SET TASK
Scan the lines below; pull out those with "работ".

PROVIDED MATERIAL
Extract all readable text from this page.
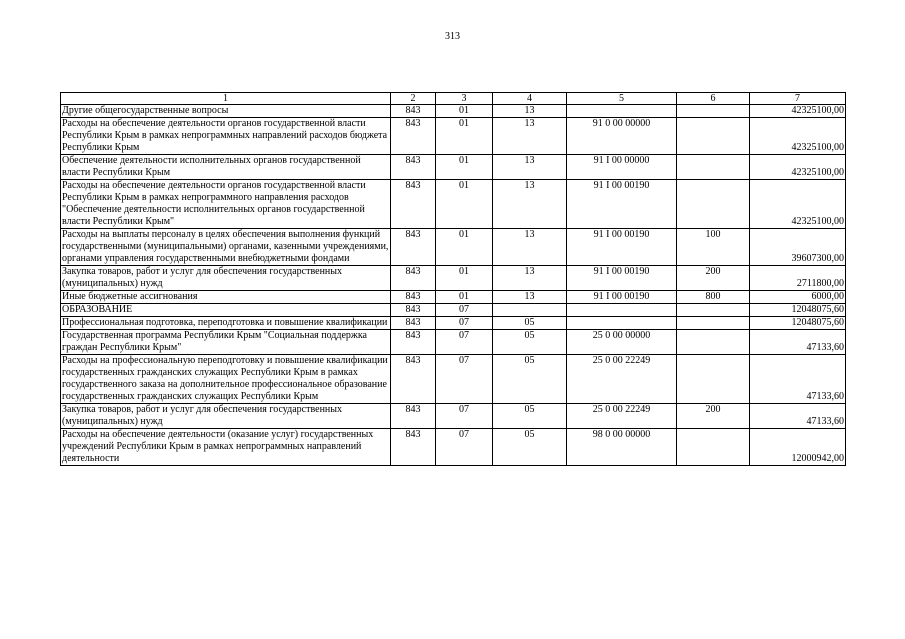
313
1	2	3	4	5	6	7
Другие общегосударственные вопросы	843	01	13			42325100,00
Расходы на обеспечение деятельности органов государственной власти Республики Крым в рамках непрограммных направлений расходов бюджета Республики Крым	843	01	13	91 0 00 00000		42325100,00
Обеспечение деятельности исполнительных органов государственной власти Республики Крым	843	01	13	91 I 00 00000		42325100,00
Расходы на обеспечение деятельности органов государственной власти Республики Крым в рамках непрограммного направления расходов "Обеспечение деятельности исполнительных органов государственной власти Республики Крым"	843	01	13	91 I 00 00190		42325100,00
Расходы на выплаты персоналу в целях обеспечения выполнения функций государственными (муниципальными) органами, казенными учреждениями, органами управления государственными внебюджетными фондами	843	01	13	91 I 00 00190	100	39607300,00
Закупка товаров, работ и услуг для обеспечения государственных (муниципальных) нужд	843	01	13	91 I 00 00190	200	2711800,00
Иные бюджетные ассигнования	843	01	13	91 I 00 00190	800	6000,00
ОБРАЗОВАНИЕ	843	07				12048075,60
Профессиональная подготовка, переподготовка и повышение квалификации	843	07	05			12048075,60
Государственная программа Республики Крым "Социальная поддержка граждан Республики Крым"	843	07	05	25 0 00 00000		47133,60
Расходы на профессиональную переподготовку и повышение квалификации государственных гражданских служащих Республики Крым в рамках государственного заказа на дополнительное профессиональное образование государственных гражданских служащих Республики Крым	843	07	05	25 0 00 22249		47133,60
Закупка товаров, работ и услуг для обеспечения государственных (муниципальных) нужд	843	07	05	25 0 00 22249	200	47133,60
Расходы на обеспечение деятельности (оказание услуг) государственных учреждений Республики Крым в рамках непрограммных направлений деятельности	843	07	05	98 0 00 00000		12000942,00
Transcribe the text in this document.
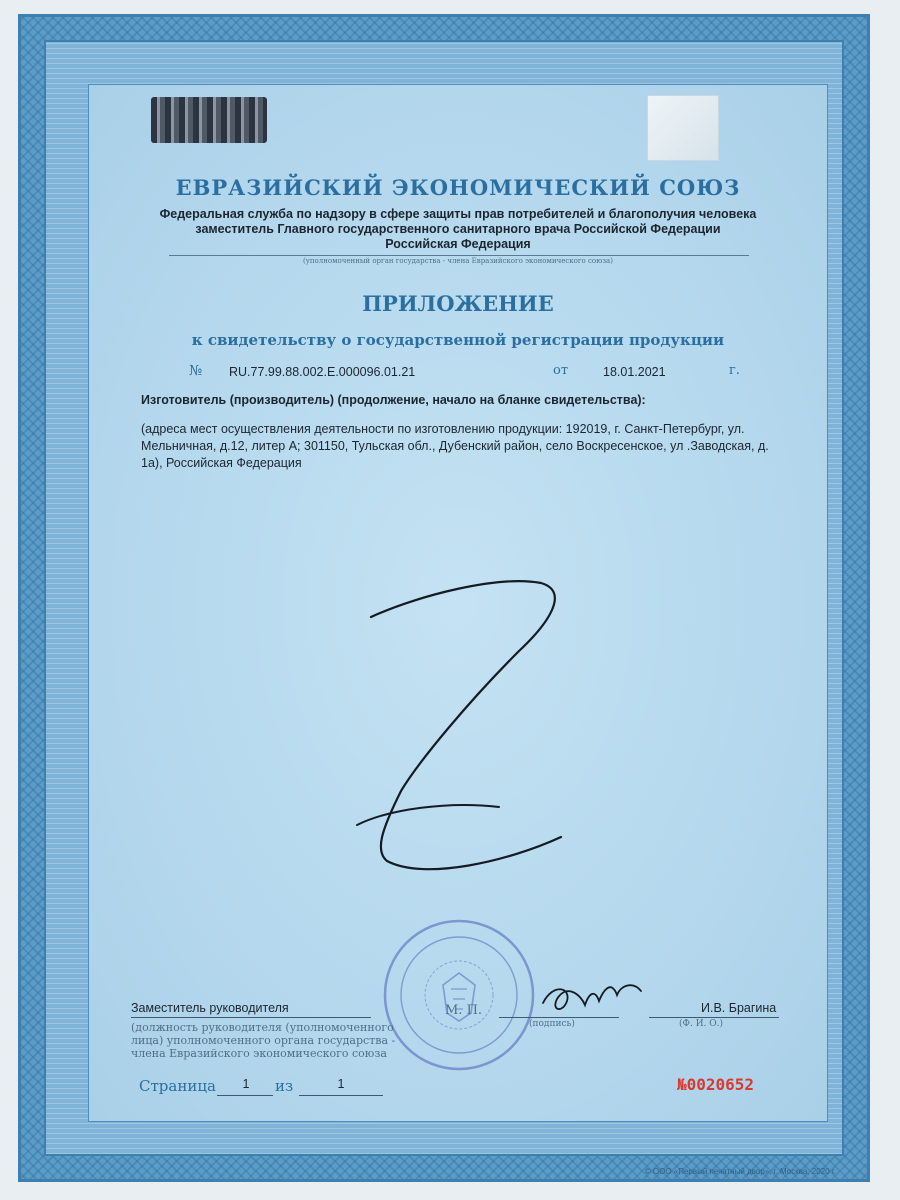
ЕВРАЗИЙСКИЙ ЭКОНОМИЧЕСКИЙ СОЮЗ
Федеральная служба по надзору в сфере защиты прав потребителей и благополучия человека
заместитель Главного государственного санитарного врача Российской Федерации
Российская Федерация
(уполномоченный орган государства - члена Евразийского экономического союза)
ПРИЛОЖЕНИЕ
к свидетельству о государственной регистрации продукции
№ RU.77.99.88.002.Е.000096.01.21	от	18.01.2021	г.
Изготовитель (производитель) (продолжение, начало на бланке свидетельства):
(адреса мест осуществления деятельности по изготовлению продукции: 192019, г. Санкт-Петербург, ул. Мельничная, д.12, литер А; 301150, Тульская обл., Дубенский район, село Воскресенское, ул .Заводская, д. 1а), Российская Федерация
Заместитель руководителя	М. П.	И.В. Брагина
(подпись)	(Ф. И. О.)
(должность руководителя (уполномоченного лица) уполномоченного органа государства - члена Евразийского экономического союза
Страница	1	из	1	№0020652
© ООО «Первый печатный двор», г. Москва, 2020 г.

TASK OUTPUT
Закупка товаров, работ и услуг для обеспечения государственных (муниципальных) нужд	843	01	13	91 I 00 00190	200	2711800,00
Закупка товаров, работ и услуг для обеспечения государственных (муниципальных) нужд	843	07	05	25 0 00 22249	200	47133,60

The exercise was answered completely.